─── INPUT DATA

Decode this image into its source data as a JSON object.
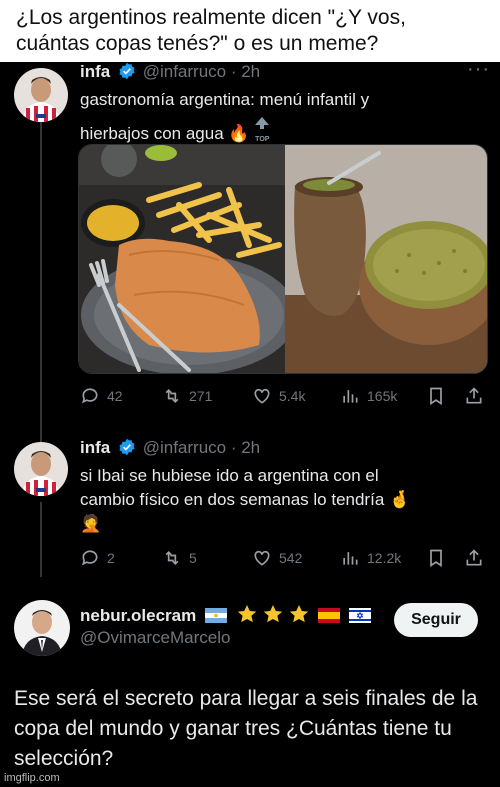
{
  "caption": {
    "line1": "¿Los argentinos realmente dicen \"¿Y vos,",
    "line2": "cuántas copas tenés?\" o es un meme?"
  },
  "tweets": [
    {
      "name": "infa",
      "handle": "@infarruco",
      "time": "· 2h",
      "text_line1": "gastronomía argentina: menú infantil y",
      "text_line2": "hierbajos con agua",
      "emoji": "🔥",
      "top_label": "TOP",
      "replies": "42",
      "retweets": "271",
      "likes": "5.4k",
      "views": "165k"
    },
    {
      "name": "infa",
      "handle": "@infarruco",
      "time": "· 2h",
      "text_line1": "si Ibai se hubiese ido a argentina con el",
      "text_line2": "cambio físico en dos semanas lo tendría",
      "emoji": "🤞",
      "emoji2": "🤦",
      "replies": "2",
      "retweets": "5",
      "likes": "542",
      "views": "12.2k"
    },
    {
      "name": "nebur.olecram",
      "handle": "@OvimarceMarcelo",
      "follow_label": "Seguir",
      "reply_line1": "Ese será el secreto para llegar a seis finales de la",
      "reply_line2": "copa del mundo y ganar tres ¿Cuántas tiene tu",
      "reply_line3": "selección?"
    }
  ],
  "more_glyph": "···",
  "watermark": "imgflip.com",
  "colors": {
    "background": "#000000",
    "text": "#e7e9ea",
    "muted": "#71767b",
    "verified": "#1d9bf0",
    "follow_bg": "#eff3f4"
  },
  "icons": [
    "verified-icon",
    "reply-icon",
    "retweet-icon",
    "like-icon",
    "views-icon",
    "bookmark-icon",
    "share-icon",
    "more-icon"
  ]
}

──────
─── INPUT DATA

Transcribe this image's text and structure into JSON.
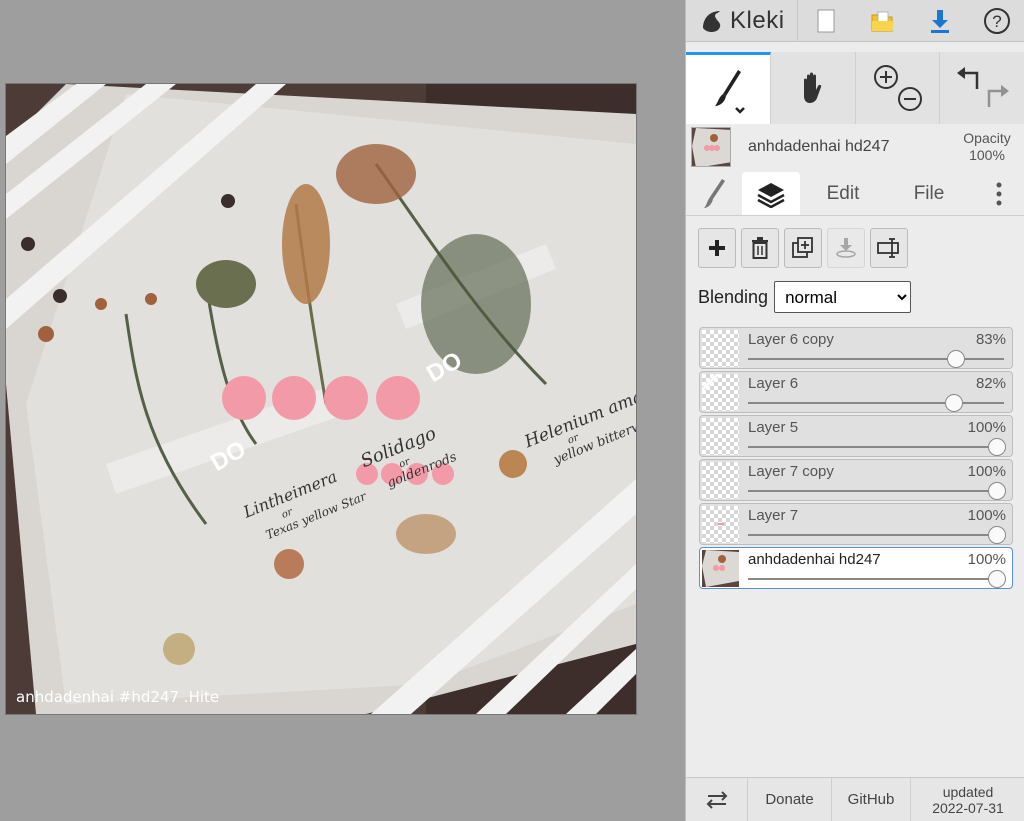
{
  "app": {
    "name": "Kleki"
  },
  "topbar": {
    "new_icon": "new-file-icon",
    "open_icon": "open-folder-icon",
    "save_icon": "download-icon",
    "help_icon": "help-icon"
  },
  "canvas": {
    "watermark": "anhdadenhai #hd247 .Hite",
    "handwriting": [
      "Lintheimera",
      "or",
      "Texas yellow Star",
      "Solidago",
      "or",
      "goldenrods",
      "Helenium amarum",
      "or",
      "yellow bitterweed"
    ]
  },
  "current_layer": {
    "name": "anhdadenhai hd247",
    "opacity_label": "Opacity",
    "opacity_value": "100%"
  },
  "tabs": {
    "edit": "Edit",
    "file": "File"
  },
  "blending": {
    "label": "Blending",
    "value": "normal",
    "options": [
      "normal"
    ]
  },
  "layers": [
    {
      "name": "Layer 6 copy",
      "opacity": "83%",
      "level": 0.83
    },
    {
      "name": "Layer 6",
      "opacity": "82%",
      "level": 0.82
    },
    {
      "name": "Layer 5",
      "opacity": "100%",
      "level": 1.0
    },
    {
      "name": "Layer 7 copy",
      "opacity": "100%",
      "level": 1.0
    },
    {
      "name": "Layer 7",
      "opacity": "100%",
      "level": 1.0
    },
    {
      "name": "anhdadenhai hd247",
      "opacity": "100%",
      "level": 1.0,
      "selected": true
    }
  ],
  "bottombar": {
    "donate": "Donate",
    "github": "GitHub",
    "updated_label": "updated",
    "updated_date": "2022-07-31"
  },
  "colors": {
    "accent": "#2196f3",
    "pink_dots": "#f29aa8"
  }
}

──────

SHORT PROBLEM -> Select the lines from the entries that include the word "yellow".

EXERCISE RESULT ->
      "Texas yellow Star",
      "yellow bitterweed"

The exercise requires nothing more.